→ **WRITTEN REQUEST**: Repeat every line exactly, keeping the pictures out of the copy.
________
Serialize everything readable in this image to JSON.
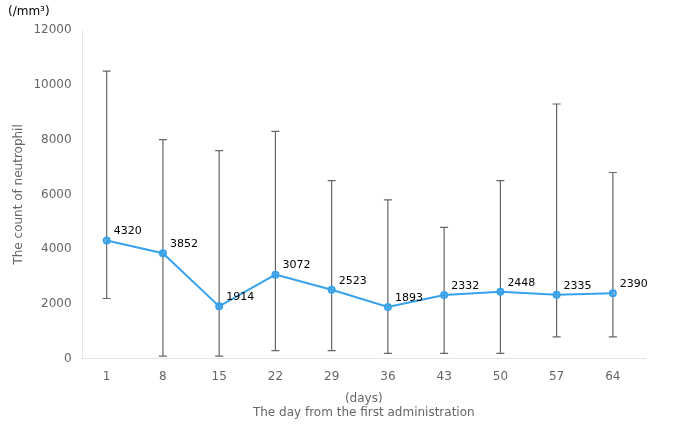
{
  "chart_data": {
    "type": "line",
    "x": [
      1,
      8,
      15,
      22,
      29,
      36,
      43,
      50,
      57,
      64
    ],
    "values": [
      4320,
      3852,
      1914,
      3072,
      2523,
      1893,
      2332,
      2448,
      2335,
      2390
    ],
    "upper": [
      10500,
      8000,
      7600,
      8300,
      6500,
      5800,
      4800,
      6500,
      9300,
      6800
    ],
    "lower": [
      2200,
      100,
      100,
      300,
      300,
      200,
      200,
      200,
      800,
      800
    ],
    "xlabel": [
      "(days)",
      "The day from the first administration"
    ],
    "ylabel": "The count of neutrophil",
    "annotations": [
      "(/mm³)"
    ],
    "xlim": [
      -2,
      68
    ],
    "xticks": [
      1,
      8,
      15,
      22,
      29,
      36,
      43,
      50,
      57,
      64
    ],
    "ylim": [
      0,
      12000
    ],
    "yticks": [
      0,
      2000,
      4000,
      6000,
      8000,
      10000,
      12000
    ],
    "grid": false,
    "data_labels": true,
    "marker": "circle",
    "line_style": "solid"
  }
}
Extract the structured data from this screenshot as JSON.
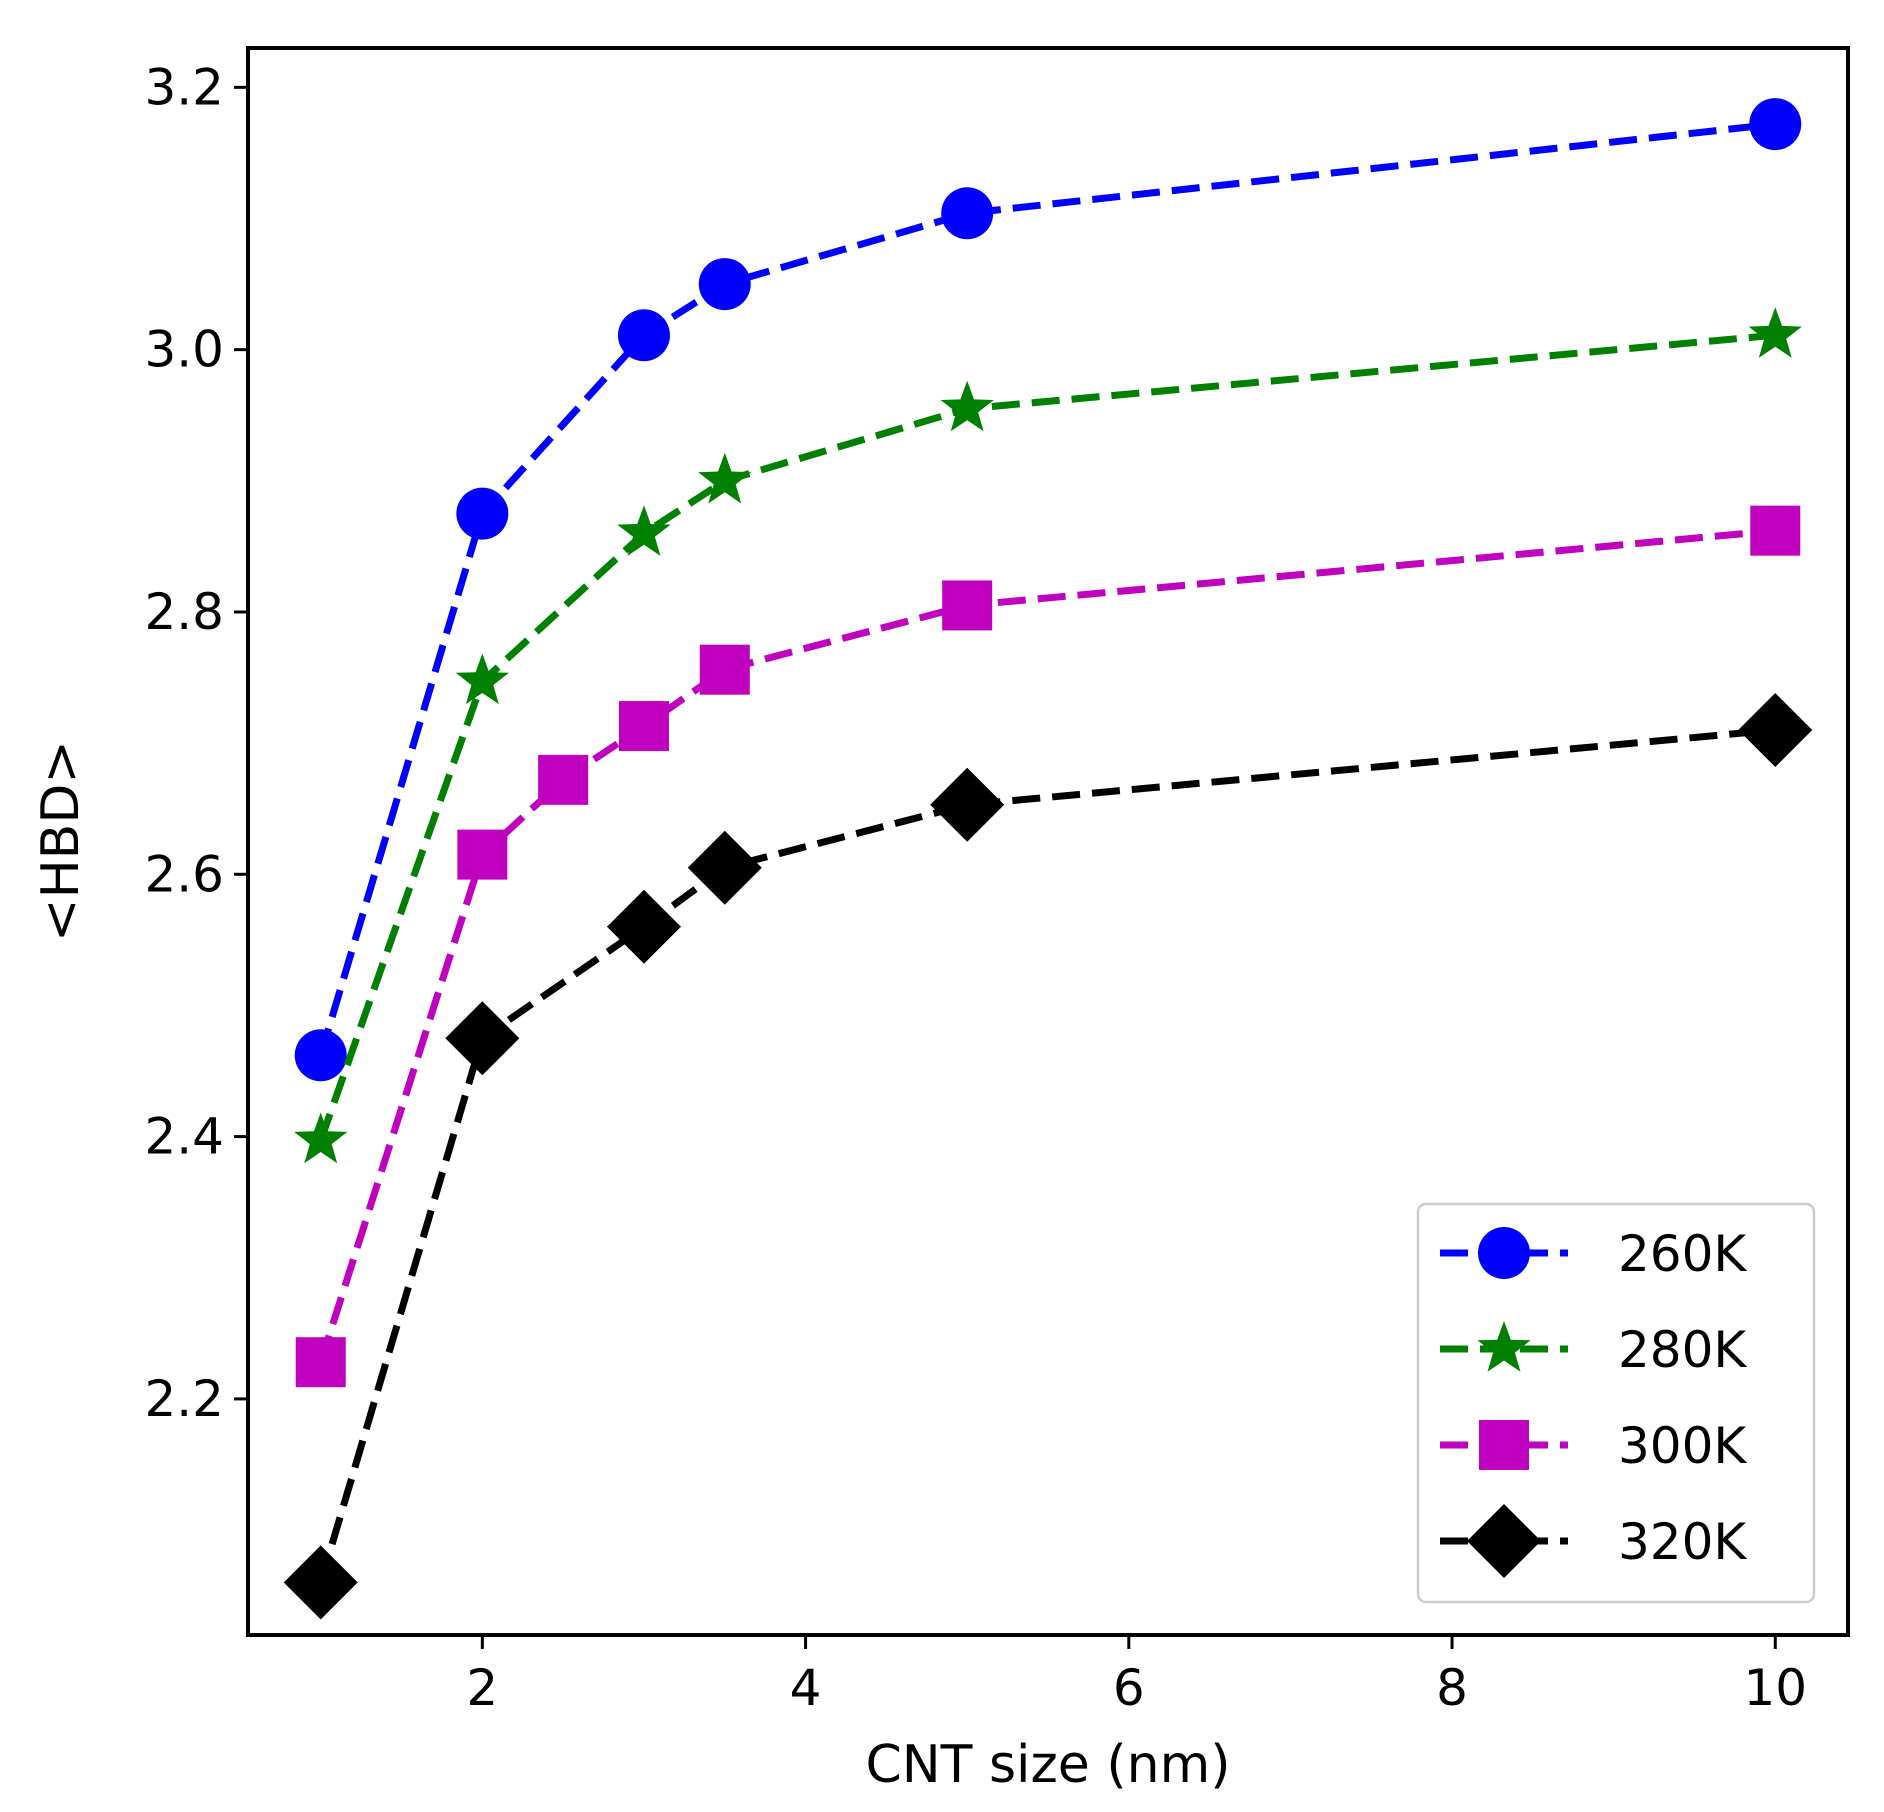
{
  "chart_data": {
    "type": "line",
    "title": "",
    "xlabel": "CNT size (nm)",
    "ylabel": "<HBD>",
    "xlim": [
      0.55,
      10.45
    ],
    "ylim": [
      2.02,
      3.23
    ],
    "xticks": [
      2,
      4,
      6,
      8,
      10
    ],
    "yticks": [
      2.2,
      2.4,
      2.6,
      2.8,
      3.0,
      3.2
    ],
    "xtick_labels": [
      "2",
      "4",
      "6",
      "8",
      "10"
    ],
    "ytick_labels": [
      "2.2",
      "2.4",
      "2.6",
      "2.8",
      "3.0",
      "3.2"
    ],
    "grid": false,
    "legend_position": "bottom-right",
    "line_style": "dashed",
    "series": [
      {
        "name": "260K",
        "color": "#0000ff",
        "marker": "circle",
        "x": [
          1,
          2,
          3,
          3.5,
          5,
          10
        ],
        "y": [
          2.462,
          2.875,
          3.011,
          3.05,
          3.104,
          3.172
        ]
      },
      {
        "name": "280K",
        "color": "#008000",
        "marker": "star",
        "x": [
          1,
          2,
          3,
          3.5,
          5,
          10
        ],
        "y": [
          2.397,
          2.747,
          2.86,
          2.9,
          2.955,
          3.011
        ]
      },
      {
        "name": "300K",
        "color": "#bf00bf",
        "marker": "square",
        "x": [
          1,
          2,
          2.5,
          3,
          3.5,
          5,
          10
        ],
        "y": [
          2.228,
          2.615,
          2.672,
          2.713,
          2.756,
          2.805,
          2.862
        ]
      },
      {
        "name": "320K",
        "color": "#000000",
        "marker": "diamond",
        "x": [
          1,
          2,
          3,
          3.5,
          5,
          10
        ],
        "y": [
          2.06,
          2.475,
          2.56,
          2.605,
          2.653,
          2.71
        ]
      }
    ]
  }
}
________
→ **PROBLEM SOLUTION**:
Serialize everything readable in this image to JSON.
{
  "chart_data": {
    "type": "line",
    "x": [
      1,
      8,
      15,
      22,
      29,
      36,
      43,
      50,
      57,
      64
    ],
    "values": [
      4320,
      3852,
      1914,
      3072,
      2523,
      1893,
      2332,
      2448,
      2335,
      2390
    ],
    "upper": [
      10500,
      8000,
      7600,
      8300,
      6500,
      5800,
      4800,
      6500,
      9300,
      6800
    ],
    "lower": [
      2200,
      100,
      100,
      300,
      300,
      200,
      200,
      200,
      800,
      800
    ],
    "xlabel": [
      "(days)",
      "The day from the first administration"
    ],
    "ylabel": "The count of neutrophil",
    "annotations": [
      "(/mm³)"
    ],
    "xlim": [
      -2,
      68
    ],
    "xticks": [
      1,
      8,
      15,
      22,
      29,
      36,
      43,
      50,
      57,
      64
    ],
    "ylim": [
      0,
      12000
    ],
    "yticks": [
      0,
      2000,
      4000,
      6000,
      8000,
      10000,
      12000
    ],
    "grid": false,
    "data_labels": true,
    "marker": "circle",
    "line_style": "solid"
  }
}
Extract the structured data from this screenshot as JSON.
{
  "chart_data": {
    "type": "line",
    "title": "",
    "xlabel": "CNT size (nm)",
    "ylabel": "<HBD>",
    "xlim": [
      0.55,
      10.45
    ],
    "ylim": [
      2.02,
      3.23
    ],
    "xticks": [
      2,
      4,
      6,
      8,
      10
    ],
    "yticks": [
      2.2,
      2.4,
      2.6,
      2.8,
      3.0,
      3.2
    ],
    "xtick_labels": [
      "2",
      "4",
      "6",
      "8",
      "10"
    ],
    "ytick_labels": [
      "2.2",
      "2.4",
      "2.6",
      "2.8",
      "3.0",
      "3.2"
    ],
    "grid": false,
    "legend_position": "bottom-right",
    "line_style": "dashed",
    "series": [
      {
        "name": "260K",
        "color": "#0000ff",
        "marker": "circle",
        "x": [
          1,
          2,
          3,
          3.5,
          5,
          10
        ],
        "y": [
          2.462,
          2.875,
          3.011,
          3.05,
          3.104,
          3.172
        ]
      },
      {
        "name": "280K",
        "color": "#008000",
        "marker": "star",
        "x": [
          1,
          2,
          3,
          3.5,
          5,
          10
        ],
        "y": [
          2.397,
          2.747,
          2.86,
          2.9,
          2.955,
          3.011
        ]
      },
      {
        "name": "300K",
        "color": "#bf00bf",
        "marker": "square",
        "x": [
          1,
          2,
          2.5,
          3,
          3.5,
          5,
          10
        ],
        "y": [
          2.228,
          2.615,
          2.672,
          2.713,
          2.756,
          2.805,
          2.862
        ]
      },
      {
        "name": "320K",
        "color": "#000000",
        "marker": "diamond",
        "x": [
          1,
          2,
          3,
          3.5,
          5,
          10
        ],
        "y": [
          2.06,
          2.475,
          2.56,
          2.605,
          2.653,
          2.71
        ]
      }
    ]
  }
}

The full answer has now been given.